━━ PROVIDED INFORMATION

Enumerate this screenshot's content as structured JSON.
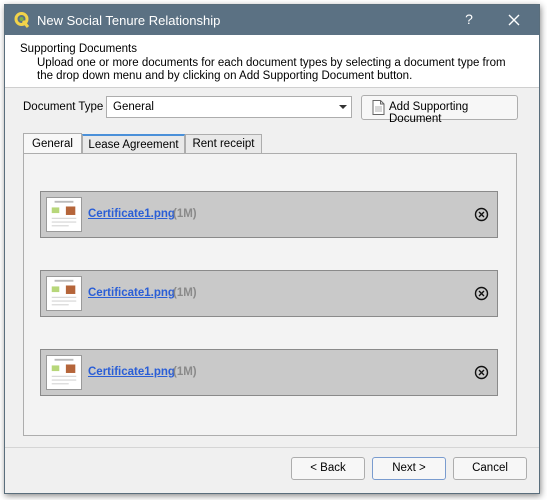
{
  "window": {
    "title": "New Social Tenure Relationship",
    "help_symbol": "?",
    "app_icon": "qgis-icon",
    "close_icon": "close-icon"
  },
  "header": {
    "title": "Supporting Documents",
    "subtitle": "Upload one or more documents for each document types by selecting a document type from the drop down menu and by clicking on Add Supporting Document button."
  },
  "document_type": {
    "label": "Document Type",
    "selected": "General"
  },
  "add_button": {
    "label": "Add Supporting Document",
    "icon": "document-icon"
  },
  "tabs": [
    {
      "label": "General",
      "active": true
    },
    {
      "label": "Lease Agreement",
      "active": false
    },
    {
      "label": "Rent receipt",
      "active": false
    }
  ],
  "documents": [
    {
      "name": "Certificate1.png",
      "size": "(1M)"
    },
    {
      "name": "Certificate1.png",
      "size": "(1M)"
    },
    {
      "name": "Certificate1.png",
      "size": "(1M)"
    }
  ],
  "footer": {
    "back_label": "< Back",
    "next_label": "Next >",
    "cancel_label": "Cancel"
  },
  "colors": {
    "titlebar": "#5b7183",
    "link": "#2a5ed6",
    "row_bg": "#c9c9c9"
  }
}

━━━━

> **EXERCISE DESCRIPTION**: From the listing above, print every entry precisely and drop the pictures.

> **THE SOLUTION**:
Enumerate this screenshot's content as structured JSON.
{
  "window": {
    "title": "New Social Tenure Relationship",
    "help_symbol": "?",
    "app_icon": "qgis-icon",
    "close_icon": "close-icon"
  },
  "header": {
    "title": "Supporting Documents",
    "subtitle": "Upload one or more documents for each document types by selecting a document type from the drop down menu and by clicking on Add Supporting Document button."
  },
  "document_type": {
    "label": "Document Type",
    "selected": "General"
  },
  "add_button": {
    "label": "Add Supporting Document",
    "icon": "document-icon"
  },
  "tabs": [
    {
      "label": "General",
      "active": true
    },
    {
      "label": "Lease Agreement",
      "active": false
    },
    {
      "label": "Rent receipt",
      "active": false
    }
  ],
  "documents": [
    {
      "name": "Certificate1.png",
      "size": "(1M)"
    },
    {
      "name": "Certificate1.png",
      "size": "(1M)"
    },
    {
      "name": "Certificate1.png",
      "size": "(1M)"
    }
  ],
  "footer": {
    "back_label": "< Back",
    "next_label": "Next >",
    "cancel_label": "Cancel"
  },
  "colors": {
    "titlebar": "#5b7183",
    "link": "#2a5ed6",
    "row_bg": "#c9c9c9"
  }
}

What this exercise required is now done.